Which lines have the string "heading"? Copy all of them from the entries below.

Data items:
-=-=-
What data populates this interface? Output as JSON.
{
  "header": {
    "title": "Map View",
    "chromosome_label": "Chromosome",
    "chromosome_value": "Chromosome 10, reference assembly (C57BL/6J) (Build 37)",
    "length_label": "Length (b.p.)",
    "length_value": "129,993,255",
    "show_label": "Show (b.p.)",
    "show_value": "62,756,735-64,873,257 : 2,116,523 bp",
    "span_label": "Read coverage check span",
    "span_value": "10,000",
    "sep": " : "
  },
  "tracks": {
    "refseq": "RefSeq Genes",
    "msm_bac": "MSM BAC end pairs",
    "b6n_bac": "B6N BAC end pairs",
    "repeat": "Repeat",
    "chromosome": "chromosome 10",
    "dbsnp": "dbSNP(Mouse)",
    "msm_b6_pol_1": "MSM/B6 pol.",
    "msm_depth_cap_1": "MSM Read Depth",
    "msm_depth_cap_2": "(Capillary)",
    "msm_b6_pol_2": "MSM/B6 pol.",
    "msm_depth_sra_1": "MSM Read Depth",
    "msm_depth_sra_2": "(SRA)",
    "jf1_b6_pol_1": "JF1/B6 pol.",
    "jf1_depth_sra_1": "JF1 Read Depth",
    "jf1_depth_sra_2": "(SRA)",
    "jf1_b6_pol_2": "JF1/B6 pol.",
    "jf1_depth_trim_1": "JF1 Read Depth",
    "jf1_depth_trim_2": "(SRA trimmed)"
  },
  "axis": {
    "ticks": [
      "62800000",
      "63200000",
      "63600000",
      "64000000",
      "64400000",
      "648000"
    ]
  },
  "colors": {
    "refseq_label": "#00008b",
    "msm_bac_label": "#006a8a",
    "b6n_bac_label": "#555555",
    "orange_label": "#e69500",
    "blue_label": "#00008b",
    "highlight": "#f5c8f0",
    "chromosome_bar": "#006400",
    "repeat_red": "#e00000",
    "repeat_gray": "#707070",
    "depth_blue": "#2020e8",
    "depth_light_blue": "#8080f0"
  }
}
-=-=-
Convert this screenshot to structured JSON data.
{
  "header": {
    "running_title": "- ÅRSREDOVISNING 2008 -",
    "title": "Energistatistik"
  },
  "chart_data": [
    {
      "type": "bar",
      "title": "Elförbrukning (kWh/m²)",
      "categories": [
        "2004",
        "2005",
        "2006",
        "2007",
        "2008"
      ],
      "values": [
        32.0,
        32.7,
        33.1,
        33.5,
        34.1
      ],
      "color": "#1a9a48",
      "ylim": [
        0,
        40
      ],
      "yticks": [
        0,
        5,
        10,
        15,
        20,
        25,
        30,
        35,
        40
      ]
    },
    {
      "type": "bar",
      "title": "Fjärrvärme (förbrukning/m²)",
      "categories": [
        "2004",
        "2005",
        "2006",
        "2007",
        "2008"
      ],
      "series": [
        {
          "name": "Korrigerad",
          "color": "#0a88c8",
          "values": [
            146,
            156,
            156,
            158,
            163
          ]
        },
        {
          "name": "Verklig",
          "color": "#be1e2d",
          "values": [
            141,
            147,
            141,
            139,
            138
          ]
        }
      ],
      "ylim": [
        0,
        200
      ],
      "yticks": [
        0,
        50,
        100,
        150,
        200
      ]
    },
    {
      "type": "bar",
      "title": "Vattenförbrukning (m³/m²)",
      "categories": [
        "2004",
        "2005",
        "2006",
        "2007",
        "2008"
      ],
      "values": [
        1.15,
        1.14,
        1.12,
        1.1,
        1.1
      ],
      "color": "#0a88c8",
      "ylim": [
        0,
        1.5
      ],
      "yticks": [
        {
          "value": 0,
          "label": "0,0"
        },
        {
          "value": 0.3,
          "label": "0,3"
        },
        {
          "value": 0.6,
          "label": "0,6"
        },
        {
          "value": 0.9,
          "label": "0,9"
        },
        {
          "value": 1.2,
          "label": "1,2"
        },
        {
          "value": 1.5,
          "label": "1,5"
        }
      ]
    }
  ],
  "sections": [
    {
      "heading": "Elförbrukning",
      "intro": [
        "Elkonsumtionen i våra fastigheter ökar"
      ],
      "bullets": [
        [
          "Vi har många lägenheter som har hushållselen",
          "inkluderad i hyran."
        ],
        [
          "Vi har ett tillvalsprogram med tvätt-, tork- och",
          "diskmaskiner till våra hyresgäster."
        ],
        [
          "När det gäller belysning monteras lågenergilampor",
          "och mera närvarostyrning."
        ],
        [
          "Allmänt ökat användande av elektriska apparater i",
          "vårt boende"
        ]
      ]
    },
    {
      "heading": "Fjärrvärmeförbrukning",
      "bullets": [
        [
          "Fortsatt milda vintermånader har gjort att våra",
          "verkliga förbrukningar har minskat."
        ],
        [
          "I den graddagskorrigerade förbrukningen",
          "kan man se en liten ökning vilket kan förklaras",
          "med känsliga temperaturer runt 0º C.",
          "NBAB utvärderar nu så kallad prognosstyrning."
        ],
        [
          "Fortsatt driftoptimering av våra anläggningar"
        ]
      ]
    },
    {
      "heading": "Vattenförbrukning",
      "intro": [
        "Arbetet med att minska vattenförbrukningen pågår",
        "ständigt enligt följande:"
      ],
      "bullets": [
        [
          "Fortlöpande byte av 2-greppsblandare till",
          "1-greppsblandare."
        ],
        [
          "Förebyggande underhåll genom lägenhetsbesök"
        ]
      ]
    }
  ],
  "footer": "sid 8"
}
-=-=-
-- REPLY TO THE TASK --
      "heading": "Elförbrukning",
      "heading": "Fjärrvärmeförbrukning",
      "heading": "Vattenförbrukning",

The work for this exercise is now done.